> Direction
Print the listing that follows, character for character.

** Start **

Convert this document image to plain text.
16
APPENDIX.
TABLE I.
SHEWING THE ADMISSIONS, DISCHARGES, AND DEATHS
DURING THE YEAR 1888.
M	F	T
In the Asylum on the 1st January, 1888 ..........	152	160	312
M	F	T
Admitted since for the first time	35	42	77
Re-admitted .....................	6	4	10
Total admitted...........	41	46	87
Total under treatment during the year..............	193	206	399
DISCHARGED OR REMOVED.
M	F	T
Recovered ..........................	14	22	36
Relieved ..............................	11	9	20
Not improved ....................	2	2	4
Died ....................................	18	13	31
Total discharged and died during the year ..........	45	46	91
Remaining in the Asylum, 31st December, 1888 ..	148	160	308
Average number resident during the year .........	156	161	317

** End **

> Answer below
Convert this document image to plain text.
16
APPENDIX.
TABLE I.
SHEWING THE ADMISSIONS, DISCHARGES, AND DEATHS
DURING THE YEAR 1888.
M	F	T
In the Asylum on the 1st January, 1888 ..........	152	160	312
M	F	T
Admitted since for the first time	35	42	77
Re-admitted .....................	6	4	10
Total admitted...........	41	46	87
Total under treatment during the year..............	193	206	399
DISCHARGED OR REMOVED.
M	F	T
Recovered ..........................	14	22	36
Relieved ..............................	11	9	20
Not improved ....................	2	2	4
Died ....................................	18	13	31
Total discharged and died during the year ..........	45	46	91
Remaining in the Asylum, 31st December, 1888 ..	148	160	308
Average number resident during the year .........	156	161	317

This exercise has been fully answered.